#### Task directions:
How many lines in the records below contain the word "работе"? Give only the number.
++++++++++++++++++++
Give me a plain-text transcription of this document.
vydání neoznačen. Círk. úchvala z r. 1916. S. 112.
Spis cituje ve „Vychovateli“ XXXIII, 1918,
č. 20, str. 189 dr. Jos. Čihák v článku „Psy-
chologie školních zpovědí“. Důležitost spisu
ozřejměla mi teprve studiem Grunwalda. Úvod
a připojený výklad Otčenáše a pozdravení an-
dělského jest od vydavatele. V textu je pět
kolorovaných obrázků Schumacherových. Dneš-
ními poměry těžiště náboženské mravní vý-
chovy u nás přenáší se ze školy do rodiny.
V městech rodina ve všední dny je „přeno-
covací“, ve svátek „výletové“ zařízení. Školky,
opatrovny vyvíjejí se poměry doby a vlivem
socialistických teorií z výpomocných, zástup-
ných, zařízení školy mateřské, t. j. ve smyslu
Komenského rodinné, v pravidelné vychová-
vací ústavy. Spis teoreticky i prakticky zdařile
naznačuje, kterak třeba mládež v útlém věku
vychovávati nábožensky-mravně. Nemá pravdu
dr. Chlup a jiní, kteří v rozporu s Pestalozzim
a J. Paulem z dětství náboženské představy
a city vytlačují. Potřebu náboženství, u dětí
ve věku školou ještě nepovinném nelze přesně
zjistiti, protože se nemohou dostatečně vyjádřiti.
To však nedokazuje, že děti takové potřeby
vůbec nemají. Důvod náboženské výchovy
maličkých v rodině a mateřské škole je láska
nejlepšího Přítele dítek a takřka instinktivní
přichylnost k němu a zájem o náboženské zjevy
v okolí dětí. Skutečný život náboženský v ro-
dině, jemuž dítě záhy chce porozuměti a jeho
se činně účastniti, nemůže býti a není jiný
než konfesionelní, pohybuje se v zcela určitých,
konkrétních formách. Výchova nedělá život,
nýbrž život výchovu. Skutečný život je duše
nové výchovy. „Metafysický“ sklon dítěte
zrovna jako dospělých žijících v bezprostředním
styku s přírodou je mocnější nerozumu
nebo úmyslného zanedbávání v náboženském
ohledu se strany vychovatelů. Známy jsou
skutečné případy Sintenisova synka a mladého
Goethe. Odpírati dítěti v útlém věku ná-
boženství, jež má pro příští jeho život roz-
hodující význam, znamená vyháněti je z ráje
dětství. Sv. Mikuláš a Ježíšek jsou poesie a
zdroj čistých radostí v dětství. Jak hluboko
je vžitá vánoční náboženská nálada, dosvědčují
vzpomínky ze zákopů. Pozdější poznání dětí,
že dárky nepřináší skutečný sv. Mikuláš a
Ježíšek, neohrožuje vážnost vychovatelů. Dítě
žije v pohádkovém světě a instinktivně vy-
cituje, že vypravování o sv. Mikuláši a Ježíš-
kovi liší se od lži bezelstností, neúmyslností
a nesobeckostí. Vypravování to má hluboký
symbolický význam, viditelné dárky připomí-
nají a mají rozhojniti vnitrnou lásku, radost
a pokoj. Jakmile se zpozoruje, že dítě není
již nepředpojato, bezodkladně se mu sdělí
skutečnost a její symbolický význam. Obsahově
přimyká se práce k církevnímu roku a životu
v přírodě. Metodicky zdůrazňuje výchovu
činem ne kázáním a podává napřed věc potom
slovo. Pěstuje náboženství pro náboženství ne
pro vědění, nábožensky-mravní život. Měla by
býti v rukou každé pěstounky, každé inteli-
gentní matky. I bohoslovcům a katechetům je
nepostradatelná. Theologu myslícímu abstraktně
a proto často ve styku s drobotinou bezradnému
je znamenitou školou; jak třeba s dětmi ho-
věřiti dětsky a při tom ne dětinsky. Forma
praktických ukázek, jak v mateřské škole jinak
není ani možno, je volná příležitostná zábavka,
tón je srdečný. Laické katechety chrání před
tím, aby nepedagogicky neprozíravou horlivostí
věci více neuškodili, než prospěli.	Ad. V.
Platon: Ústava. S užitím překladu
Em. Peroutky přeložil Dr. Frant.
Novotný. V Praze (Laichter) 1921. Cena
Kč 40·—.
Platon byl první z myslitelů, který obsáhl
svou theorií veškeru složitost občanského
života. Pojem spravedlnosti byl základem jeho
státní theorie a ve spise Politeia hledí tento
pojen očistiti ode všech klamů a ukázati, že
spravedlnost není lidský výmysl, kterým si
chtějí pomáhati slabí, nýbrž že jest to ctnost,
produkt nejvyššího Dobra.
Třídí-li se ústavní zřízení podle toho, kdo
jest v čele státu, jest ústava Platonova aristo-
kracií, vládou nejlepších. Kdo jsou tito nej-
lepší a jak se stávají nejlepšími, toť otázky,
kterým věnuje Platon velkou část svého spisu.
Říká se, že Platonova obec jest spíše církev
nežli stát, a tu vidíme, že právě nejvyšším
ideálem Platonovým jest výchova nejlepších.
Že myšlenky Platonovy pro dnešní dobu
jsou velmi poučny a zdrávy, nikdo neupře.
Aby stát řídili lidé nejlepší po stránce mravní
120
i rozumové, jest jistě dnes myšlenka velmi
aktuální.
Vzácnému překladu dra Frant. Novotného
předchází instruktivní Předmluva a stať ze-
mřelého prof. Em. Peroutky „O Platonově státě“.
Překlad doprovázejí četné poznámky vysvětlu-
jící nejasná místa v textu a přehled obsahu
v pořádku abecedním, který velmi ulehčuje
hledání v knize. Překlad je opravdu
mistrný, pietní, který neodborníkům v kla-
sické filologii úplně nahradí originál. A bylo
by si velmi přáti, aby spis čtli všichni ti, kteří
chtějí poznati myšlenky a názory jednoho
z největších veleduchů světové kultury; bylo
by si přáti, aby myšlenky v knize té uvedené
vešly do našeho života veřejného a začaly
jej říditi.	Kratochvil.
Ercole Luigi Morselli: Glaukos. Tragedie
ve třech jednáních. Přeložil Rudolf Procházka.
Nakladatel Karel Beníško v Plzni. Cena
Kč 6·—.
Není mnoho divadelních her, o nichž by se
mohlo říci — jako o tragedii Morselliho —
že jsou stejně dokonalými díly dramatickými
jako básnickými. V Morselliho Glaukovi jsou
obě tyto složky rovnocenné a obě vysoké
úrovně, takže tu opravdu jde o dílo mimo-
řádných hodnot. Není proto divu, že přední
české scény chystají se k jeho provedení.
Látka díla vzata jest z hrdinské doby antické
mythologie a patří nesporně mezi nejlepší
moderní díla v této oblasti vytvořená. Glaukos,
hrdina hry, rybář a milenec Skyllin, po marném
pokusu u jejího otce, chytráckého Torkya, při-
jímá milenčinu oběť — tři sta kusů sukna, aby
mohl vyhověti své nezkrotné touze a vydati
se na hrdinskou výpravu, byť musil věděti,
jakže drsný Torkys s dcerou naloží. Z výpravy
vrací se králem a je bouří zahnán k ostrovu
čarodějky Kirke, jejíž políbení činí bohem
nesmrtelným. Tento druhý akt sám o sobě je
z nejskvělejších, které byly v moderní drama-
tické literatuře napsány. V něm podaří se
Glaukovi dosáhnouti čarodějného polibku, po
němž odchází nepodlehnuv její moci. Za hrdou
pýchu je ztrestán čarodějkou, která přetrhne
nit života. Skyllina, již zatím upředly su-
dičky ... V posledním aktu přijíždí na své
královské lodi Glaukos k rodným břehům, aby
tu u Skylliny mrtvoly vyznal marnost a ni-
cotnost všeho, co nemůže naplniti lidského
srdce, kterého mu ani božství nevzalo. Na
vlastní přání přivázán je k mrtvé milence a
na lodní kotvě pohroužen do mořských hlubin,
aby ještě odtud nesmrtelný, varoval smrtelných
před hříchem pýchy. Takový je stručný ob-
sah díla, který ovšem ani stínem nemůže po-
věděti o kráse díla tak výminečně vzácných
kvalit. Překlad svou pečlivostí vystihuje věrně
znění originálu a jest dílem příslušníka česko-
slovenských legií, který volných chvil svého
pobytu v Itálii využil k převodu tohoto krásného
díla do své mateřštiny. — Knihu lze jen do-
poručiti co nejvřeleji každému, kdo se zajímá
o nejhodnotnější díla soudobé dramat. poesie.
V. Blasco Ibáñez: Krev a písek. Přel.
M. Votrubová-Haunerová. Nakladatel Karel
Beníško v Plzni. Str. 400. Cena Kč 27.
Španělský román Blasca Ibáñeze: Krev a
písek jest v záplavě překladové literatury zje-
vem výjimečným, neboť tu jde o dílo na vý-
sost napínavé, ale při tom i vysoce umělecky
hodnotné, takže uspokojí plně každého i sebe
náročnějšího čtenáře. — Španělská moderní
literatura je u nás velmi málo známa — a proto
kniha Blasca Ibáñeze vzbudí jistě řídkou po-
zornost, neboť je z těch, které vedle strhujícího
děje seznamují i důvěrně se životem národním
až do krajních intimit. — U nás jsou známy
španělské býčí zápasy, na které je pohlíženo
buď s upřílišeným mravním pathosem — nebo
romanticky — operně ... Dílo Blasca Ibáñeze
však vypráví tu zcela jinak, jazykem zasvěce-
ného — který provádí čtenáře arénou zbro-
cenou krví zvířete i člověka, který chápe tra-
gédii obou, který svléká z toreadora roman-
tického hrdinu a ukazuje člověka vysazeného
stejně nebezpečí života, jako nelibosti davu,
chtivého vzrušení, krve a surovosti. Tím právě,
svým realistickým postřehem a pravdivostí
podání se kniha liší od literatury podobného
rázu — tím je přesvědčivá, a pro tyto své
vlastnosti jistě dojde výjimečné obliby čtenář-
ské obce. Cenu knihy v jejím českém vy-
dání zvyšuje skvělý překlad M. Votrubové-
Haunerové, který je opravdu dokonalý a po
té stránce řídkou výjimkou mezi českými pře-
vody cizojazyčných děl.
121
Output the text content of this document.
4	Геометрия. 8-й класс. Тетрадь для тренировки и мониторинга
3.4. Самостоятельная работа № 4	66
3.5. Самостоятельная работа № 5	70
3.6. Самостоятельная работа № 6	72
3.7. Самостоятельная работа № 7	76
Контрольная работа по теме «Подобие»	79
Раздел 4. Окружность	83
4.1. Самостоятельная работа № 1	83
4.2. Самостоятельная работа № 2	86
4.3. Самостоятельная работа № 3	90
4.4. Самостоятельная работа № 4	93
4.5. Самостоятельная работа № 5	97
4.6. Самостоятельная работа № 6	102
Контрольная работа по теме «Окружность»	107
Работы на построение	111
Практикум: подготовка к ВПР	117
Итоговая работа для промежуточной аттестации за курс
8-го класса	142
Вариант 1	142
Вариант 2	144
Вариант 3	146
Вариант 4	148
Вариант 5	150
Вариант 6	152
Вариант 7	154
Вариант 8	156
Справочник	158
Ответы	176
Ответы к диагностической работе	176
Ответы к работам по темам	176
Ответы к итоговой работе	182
++++++++++++++++++++
#### Complete response:
2